**TASK PROMPT**
Repeat the records below exactly, leaving out any pictures.

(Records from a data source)

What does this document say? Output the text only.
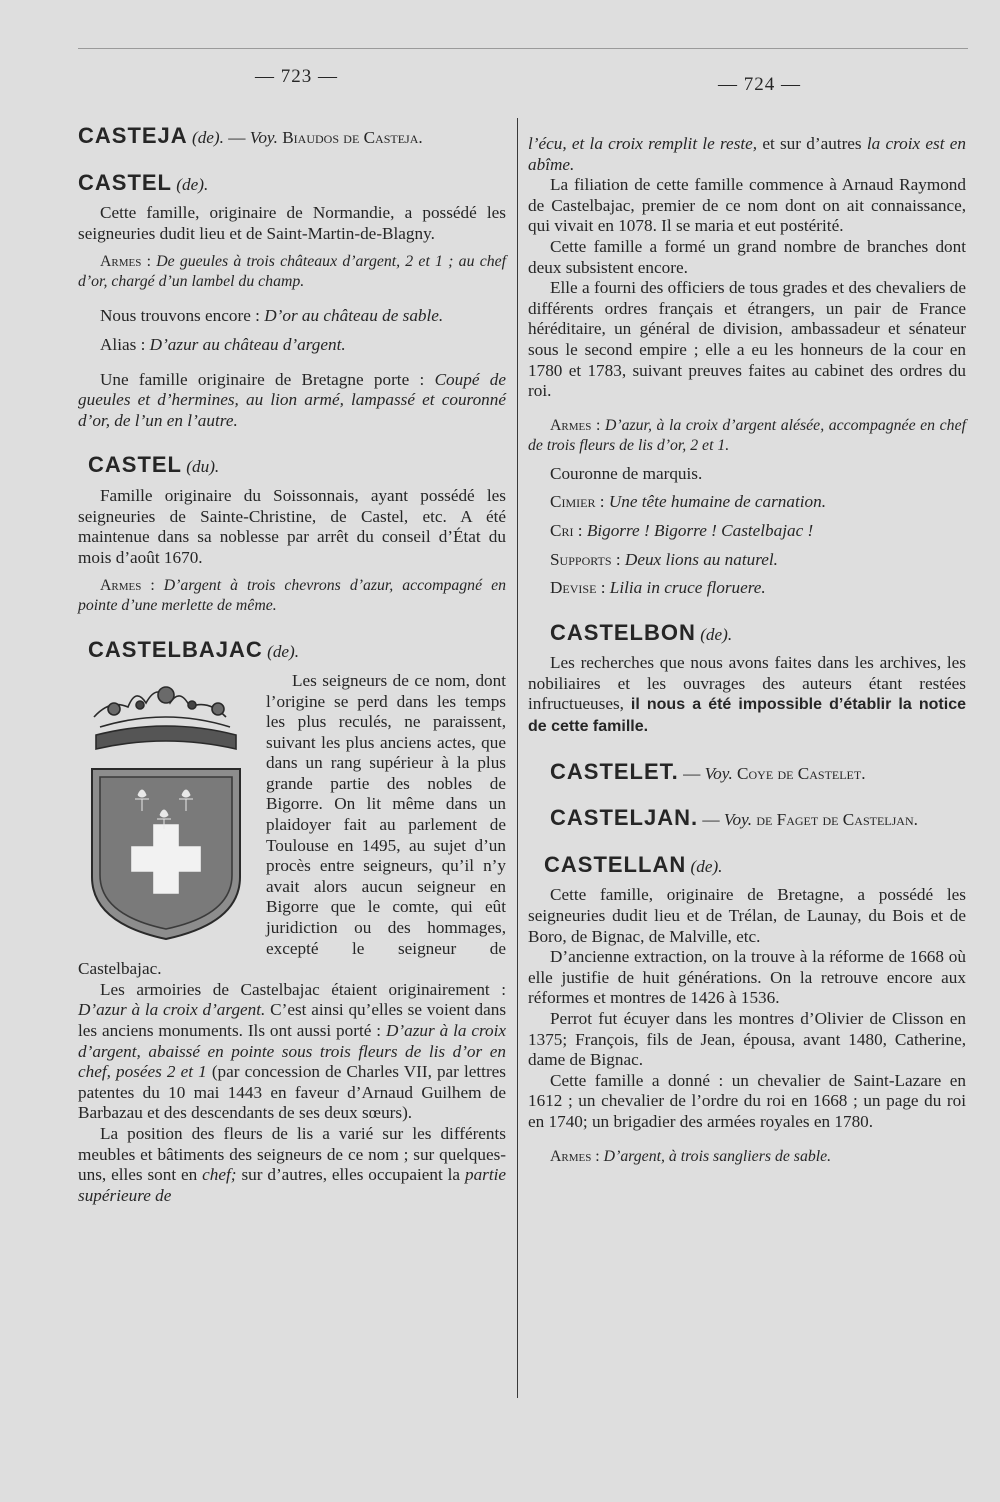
— 723 —	— 724 —

CASTEJA (de). — Voy. Biaudos de Casteja.

CASTEL (de).

Cette famille, originaire de Normandie, a possédé les seigneuries dudit lieu et de Saint-Martin-de-Blagny.

Armes : De gueules à trois châteaux d’argent, 2 et 1 ; au chef d’or, chargé d’un lambel du champ.

Nous trouvons encore : D’or au château de sable.

Alias : D’azur au château d’argent.

Une famille originaire de Bretagne porte : Coupé de gueules et d’hermines, au lion armé, lampassé et couronné d’or, de l’un en l’autre.

CASTEL (du).

Famille originaire du Soissonnais, ayant possédé les seigneuries de Sainte-Christine, de Castel, etc. A été maintenue dans sa noblesse par arrêt du conseil d’État du mois d’août 1670.

Armes : D’argent à trois chevrons d’azur, accompagné en pointe d’une merlette de même.

CASTELBAJAC (de).

Les seigneurs de ce nom, dont l’origine se perd dans les temps les plus reculés, ne paraissent, suivant les plus anciens actes, que dans un rang supérieur à la plus grande partie des nobles de Bigorre. On lit même dans un plaidoyer fait au parlement de Toulouse en 1495, au sujet d’un procès entre seigneurs, qu’il n’y avait alors aucun seigneur en Bigorre que le comte, qui eût juridiction ou des hommages, excepté le seigneur de Castelbajac.

Les armoiries de Castelbajac étaient originairement : D’azur à la croix d’argent. C’est ainsi qu’elles se voient dans les anciens monuments. Ils ont aussi porté : D’azur à la croix d’argent, abaissé en pointe sous trois fleurs de lis d’or en chef, posées 2 et 1 (par concession de Charles VII, par lettres patentes du 10 mai 1443 en faveur d’Arnaud Guilhem de Barbazau et des descendants de ses deux sœurs).

La position des fleurs de lis a varié sur les différents meubles et bâtiments des seigneurs de ce nom ; sur quelques-uns, elles sont en chef; sur d’autres, elles occupaient la partie supérieure de

l’écu, et la croix remplit le reste, et sur d’autres la croix est en abîme.

La filiation de cette famille commence à Arnaud Raymond de Castelbajac, premier de ce nom dont on ait connaissance, qui vivait en 1078. Il se maria et eut postérité.

Cette famille a formé un grand nombre de branches dont deux subsistent encore.

Elle a fourni des officiers de tous grades et des chevaliers de différents ordres français et étrangers, un pair de France héréditaire, un général de division, ambassadeur et sénateur sous le second empire ; elle a eu les honneurs de la cour en 1780 et 1783, suivant preuves faites au cabinet des ordres du roi.

Armes : D’azur, à la croix d’argent alésée, accompagnée en chef de trois fleurs de lis d’or, 2 et 1.

Couronne de marquis.

Cimier : Une tête humaine de carnation.

Cri : Bigorre ! Bigorre ! Castelbajac !

Supports : Deux lions au naturel.

Devise : Lilia in cruce floruere.

CASTELBON (de).

Les recherches que nous avons faites dans les archives, les nobiliaires et les ouvrages des auteurs étant restées infructueuses, il nous a été impossible d’établir la notice de cette famille.

CASTELET. — Voy. Coye de Castelet.

CASTELJAN. — Voy. de Faget de Casteljan.

CASTELLAN (de).

Cette famille, originaire de Bretagne, a possédé les seigneuries dudit lieu et de Trélan, de Launay, du Bois et de Boro, de Bignac, de Malville, etc.

D’ancienne extraction, on la trouve à la réforme de 1668 où elle justifie de huit générations. On la retrouve encore aux réformes et montres de 1426 à 1536.

Perrot fut écuyer dans les montres d’Olivier de Clisson en 1375; François, fils de Jean, épousa, avant 1480, Catherine, dame de Bignac.

Cette famille a donné : un chevalier de Saint-Lazare en 1612 ; un chevalier de l’ordre du roi en 1668 ; un page du roi en 1740; un brigadier des armées royales en 1780.

Armes : D’argent, à trois sangliers de sable.
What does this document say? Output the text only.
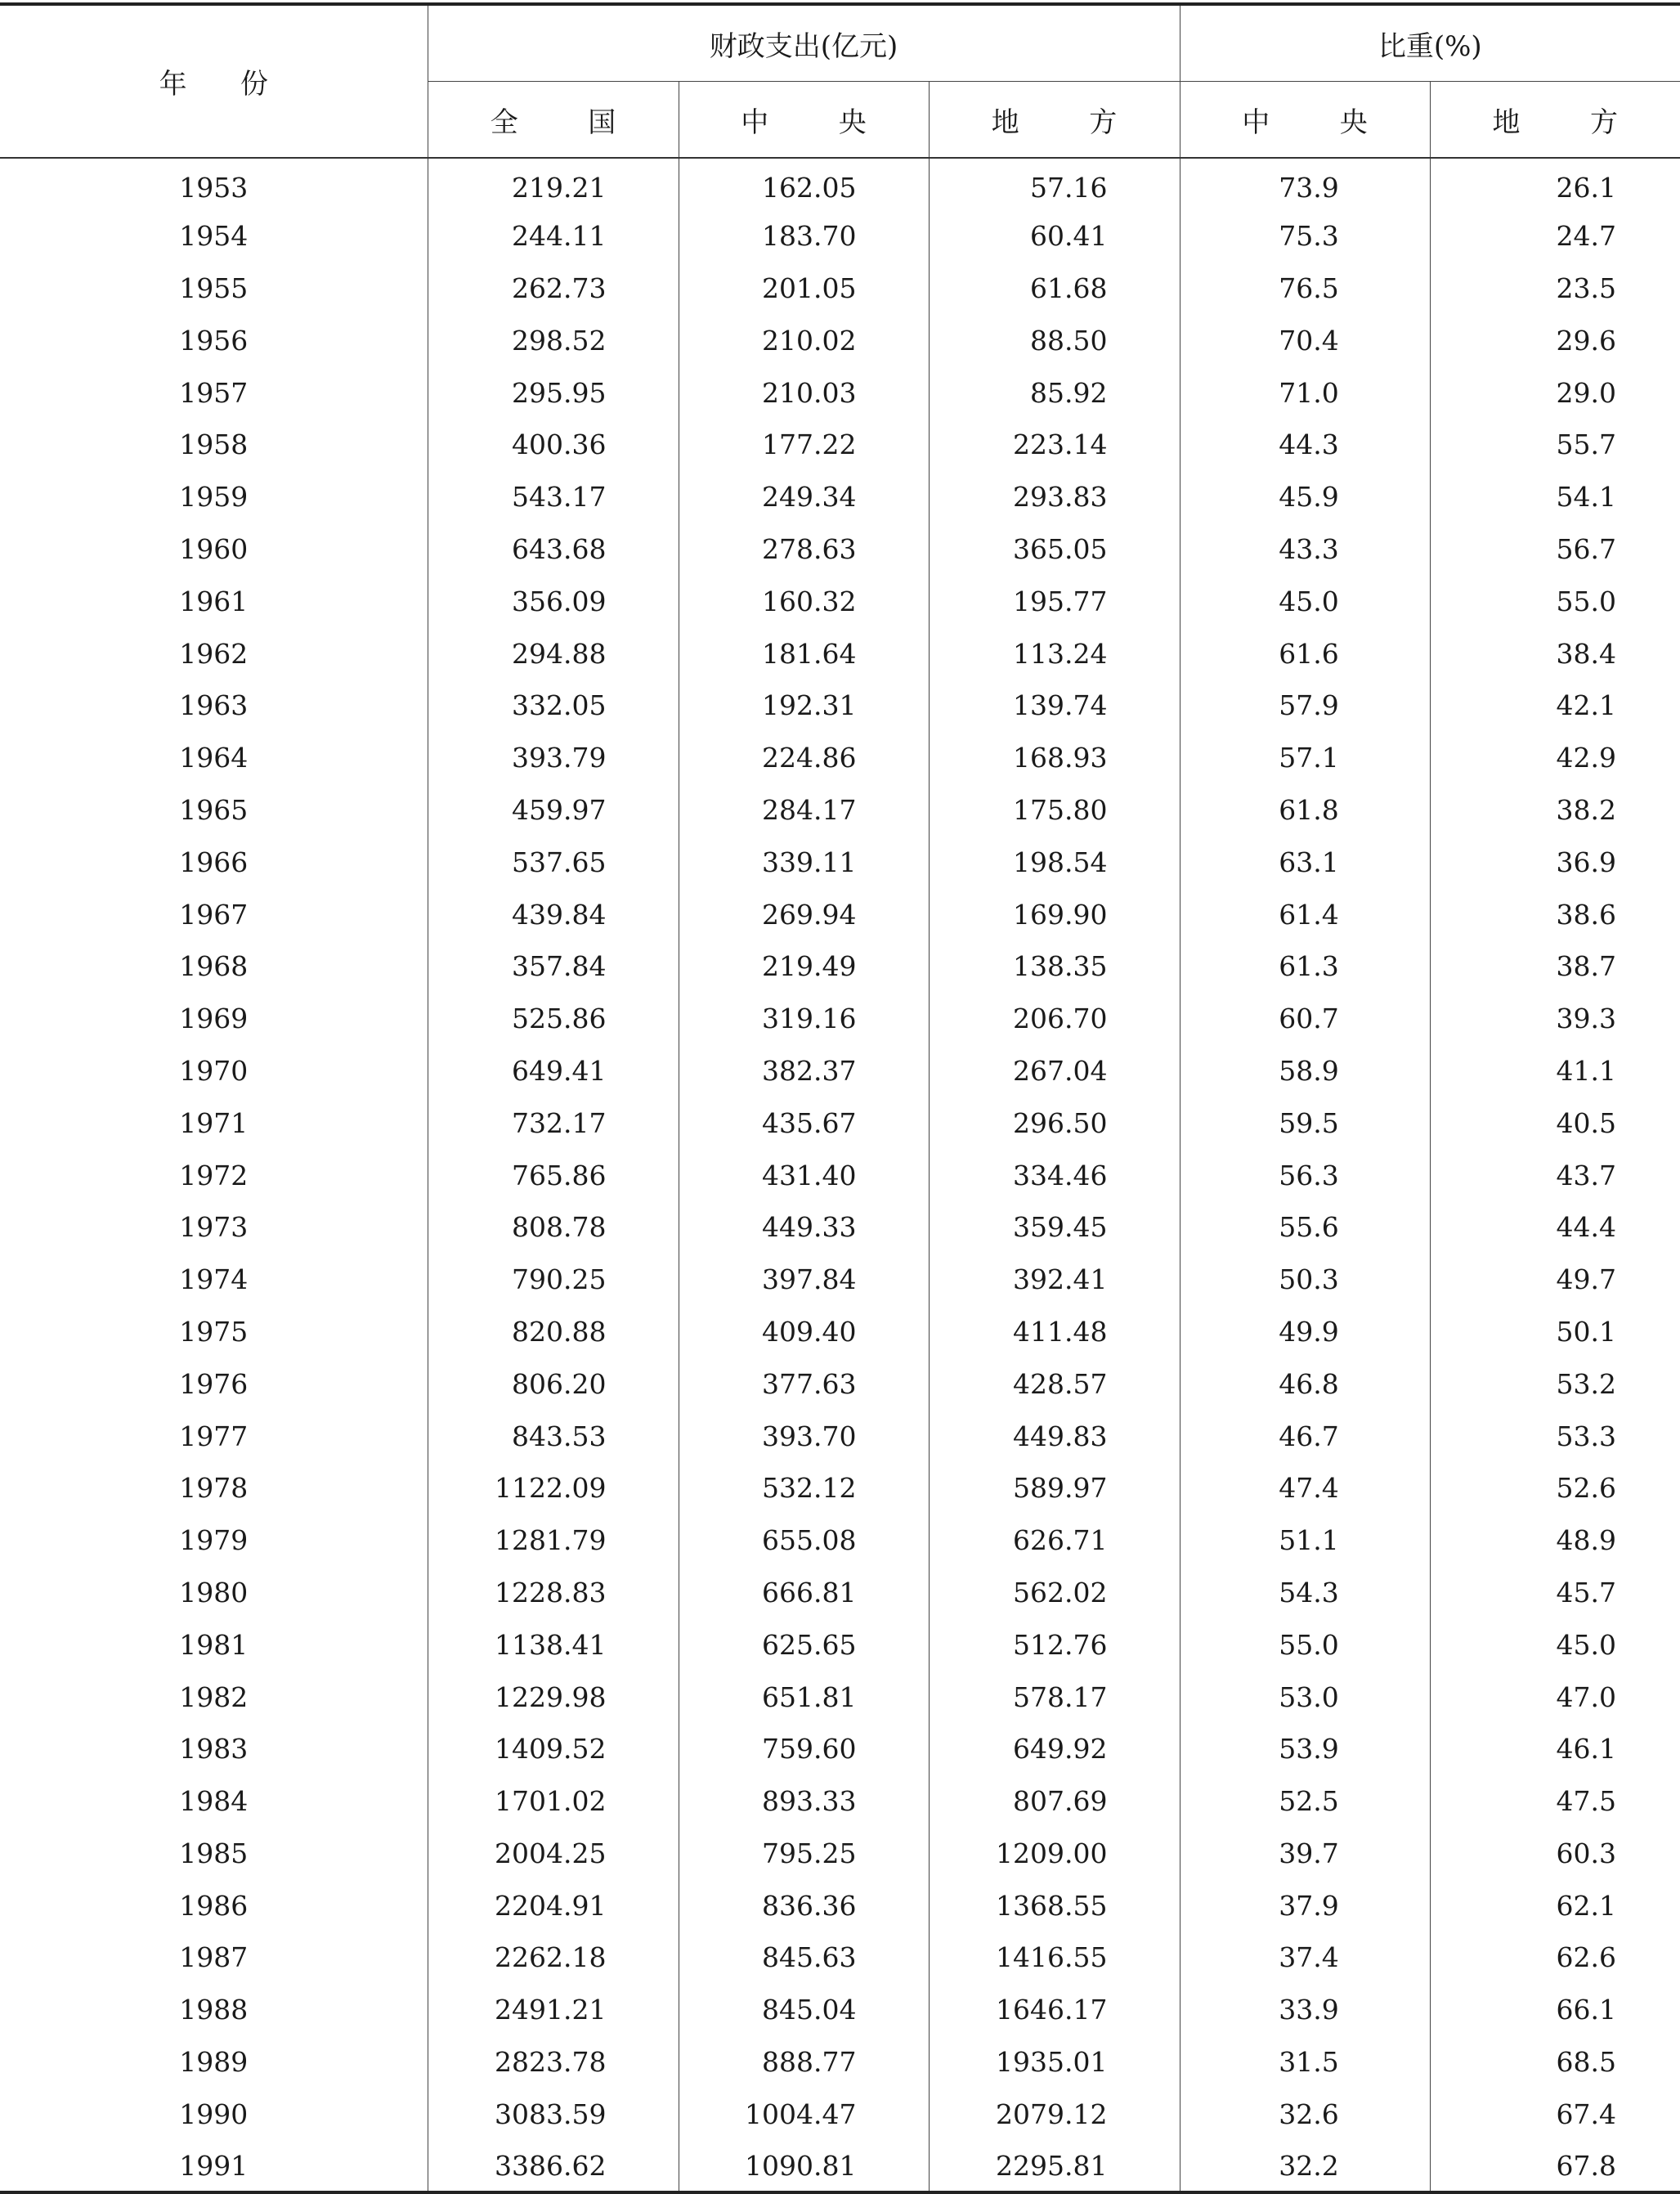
年 份	财政支出(亿元)			比重(%)	
	全 国	中 央	地 方	中 央	地 方
1953	219.21	162.05	57.16	73.9	26.1
1954	244.11	183.70	60.41	75.3	24.7
1955	262.73	201.05	61.68	76.5	23.5
1956	298.52	210.02	88.50	70.4	29.6
1957	295.95	210.03	85.92	71.0	29.0
1958	400.36	177.22	223.14	44.3	55.7
1959	543.17	249.34	293.83	45.9	54.1
1960	643.68	278.63	365.05	43.3	56.7
1961	356.09	160.32	195.77	45.0	55.0
1962	294.88	181.64	113.24	61.6	38.4
1963	332.05	192.31	139.74	57.9	42.1
1964	393.79	224.86	168.93	57.1	42.9
1965	459.97	284.17	175.80	61.8	38.2
1966	537.65	339.11	198.54	63.1	36.9
1967	439.84	269.94	169.90	61.4	38.6
1968	357.84	219.49	138.35	61.3	38.7
1969	525.86	319.16	206.70	60.7	39.3
1970	649.41	382.37	267.04	58.9	41.1
1971	732.17	435.67	296.50	59.5	40.5
1972	765.86	431.40	334.46	56.3	43.7
1973	808.78	449.33	359.45	55.6	44.4
1974	790.25	397.84	392.41	50.3	49.7
1975	820.88	409.40	411.48	49.9	50.1
1976	806.20	377.63	428.57	46.8	53.2
1977	843.53	393.70	449.83	46.7	53.3
1978	1122.09	532.12	589.97	47.4	52.6
1979	1281.79	655.08	626.71	51.1	48.9
1980	1228.83	666.81	562.02	54.3	45.7
1981	1138.41	625.65	512.76	55.0	45.0
1982	1229.98	651.81	578.17	53.0	47.0
1983	1409.52	759.60	649.92	53.9	46.1
1984	1701.02	893.33	807.69	52.5	47.5
1985	2004.25	795.25	1209.00	39.7	60.3
1986	2204.91	836.36	1368.55	37.9	62.1
1987	2262.18	845.63	1416.55	37.4	62.6
1988	2491.21	845.04	1646.17	33.9	66.1
1989	2823.78	888.77	1935.01	31.5	68.5
1990	3083.59	1004.47	2079.12	32.6	67.4
1991	3386.62	1090.81	2295.81	32.2	67.8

**RESPONSE TO THIS TASK**
What does this document say? Output the text only.
— 723 —	— 724 —

CASTEJA (de). — Voy. Biaudos de Casteja.

CASTEL (de).

Cette famille, originaire de Normandie, a possédé les seigneuries dudit lieu et de Saint-Martin-de-Blagny.

Armes : De gueules à trois châteaux d’argent, 2 et 1 ; au chef d’or, chargé d’un lambel du champ.

Nous trouvons encore : D’or au château de sable.

Alias : D’azur au château d’argent.

Une famille originaire de Bretagne porte : Coupé de gueules et d’hermines, au lion armé, lampassé et couronné d’or, de l’un en l’autre.

CASTEL (du).

Famille originaire du Soissonnais, ayant possédé les seigneuries de Sainte-Christine, de Castel, etc. A été maintenue dans sa noblesse par arrêt du conseil d’État du mois d’août 1670.

Armes : D’argent à trois chevrons d’azur, accompagné en pointe d’une merlette de même.

CASTELBAJAC (de).

Les seigneurs de ce nom, dont l’origine se perd dans les temps les plus reculés, ne paraissent, suivant les plus anciens actes, que dans un rang supérieur à la plus grande partie des nobles de Bigorre. On lit même dans un plaidoyer fait au parlement de Toulouse en 1495, au sujet d’un procès entre seigneurs, qu’il n’y avait alors aucun seigneur en Bigorre que le comte, qui eût juridiction ou des hommages, excepté le seigneur de Castelbajac.

Les armoiries de Castelbajac étaient originairement : D’azur à la croix d’argent. C’est ainsi qu’elles se voient dans les anciens monuments. Ils ont aussi porté : D’azur à la croix d’argent, abaissé en pointe sous trois fleurs de lis d’or en chef, posées 2 et 1 (par concession de Charles VII, par lettres patentes du 10 mai 1443 en faveur d’Arnaud Guilhem de Barbazau et des descendants de ses deux sœurs).

La position des fleurs de lis a varié sur les différents meubles et bâtiments des seigneurs de ce nom ; sur quelques-uns, elles sont en chef; sur d’autres, elles occupaient la partie supérieure de

l’écu, et la croix remplit le reste, et sur d’autres la croix est en abîme.

La filiation de cette famille commence à Arnaud Raymond de Castelbajac, premier de ce nom dont on ait connaissance, qui vivait en 1078. Il se maria et eut postérité.

Cette famille a formé un grand nombre de branches dont deux subsistent encore.

Elle a fourni des officiers de tous grades et des chevaliers de différents ordres français et étrangers, un pair de France héréditaire, un général de division, ambassadeur et sénateur sous le second empire ; elle a eu les honneurs de la cour en 1780 et 1783, suivant preuves faites au cabinet des ordres du roi.

Armes : D’azur, à la croix d’argent alésée, accompagnée en chef de trois fleurs de lis d’or, 2 et 1.

Couronne de marquis.

Cimier : Une tête humaine de carnation.

Cri : Bigorre ! Bigorre ! Castelbajac !

Supports : Deux lions au naturel.

Devise : Lilia in cruce floruere.

CASTELBON (de).

Les recherches que nous avons faites dans les archives, les nobiliaires et les ouvrages des auteurs étant restées infructueuses, il nous a été impossible d’établir la notice de cette famille.

CASTELET. — Voy. Coye de Castelet.

CASTELJAN. — Voy. de Faget de Casteljan.

CASTELLAN (de).

Cette famille, originaire de Bretagne, a possédé les seigneuries dudit lieu et de Trélan, de Launay, du Bois et de Boro, de Bignac, de Malville, etc.

D’ancienne extraction, on la trouve à la réforme de 1668 où elle justifie de huit générations. On la retrouve encore aux réformes et montres de 1426 à 1536.

Perrot fut écuyer dans les montres d’Olivier de Clisson en 1375; François, fils de Jean, épousa, avant 1480, Catherine, dame de Bignac.

Cette famille a donné : un chevalier de Saint-Lazare en 1612 ; un chevalier de l’ordre du roi en 1668 ; un page du roi en 1740; un brigadier des armées royales en 1780.

Armes : D’argent, à trois sangliers de sable.
What does this document say? Output the text only.
年 份	财政支出(亿元)			比重(%)	
	全 国	中 央	地 方	中 央	地 方
1953	219.21	162.05	57.16	73.9	26.1
1954	244.11	183.70	60.41	75.3	24.7
1955	262.73	201.05	61.68	76.5	23.5
1956	298.52	210.02	88.50	70.4	29.6
1957	295.95	210.03	85.92	71.0	29.0
1958	400.36	177.22	223.14	44.3	55.7
1959	543.17	249.34	293.83	45.9	54.1
1960	643.68	278.63	365.05	43.3	56.7
1961	356.09	160.32	195.77	45.0	55.0
1962	294.88	181.64	113.24	61.6	38.4
1963	332.05	192.31	139.74	57.9	42.1
1964	393.79	224.86	168.93	57.1	42.9
1965	459.97	284.17	175.80	61.8	38.2
1966	537.65	339.11	198.54	63.1	36.9
1967	439.84	269.94	169.90	61.4	38.6
1968	357.84	219.49	138.35	61.3	38.7
1969	525.86	319.16	206.70	60.7	39.3
1970	649.41	382.37	267.04	58.9	41.1
1971	732.17	435.67	296.50	59.5	40.5
1972	765.86	431.40	334.46	56.3	43.7
1973	808.78	449.33	359.45	55.6	44.4
1974	790.25	397.84	392.41	50.3	49.7
1975	820.88	409.40	411.48	49.9	50.1
1976	806.20	377.63	428.57	46.8	53.2
1977	843.53	393.70	449.83	46.7	53.3
1978	1122.09	532.12	589.97	47.4	52.6
1979	1281.79	655.08	626.71	51.1	48.9
1980	1228.83	666.81	562.02	54.3	45.7
1981	1138.41	625.65	512.76	55.0	45.0
1982	1229.98	651.81	578.17	53.0	47.0
1983	1409.52	759.60	649.92	53.9	46.1
1984	1701.02	893.33	807.69	52.5	47.5
1985	2004.25	795.25	1209.00	39.7	60.3
1986	2204.91	836.36	1368.55	37.9	62.1
1987	2262.18	845.63	1416.55	37.4	62.6
1988	2491.21	845.04	1646.17	33.9	66.1
1989	2823.78	888.77	1935.01	31.5	68.5
1990	3083.59	1004.47	2079.12	32.6	67.4
1991	3386.62	1090.81	2295.81	32.2	67.8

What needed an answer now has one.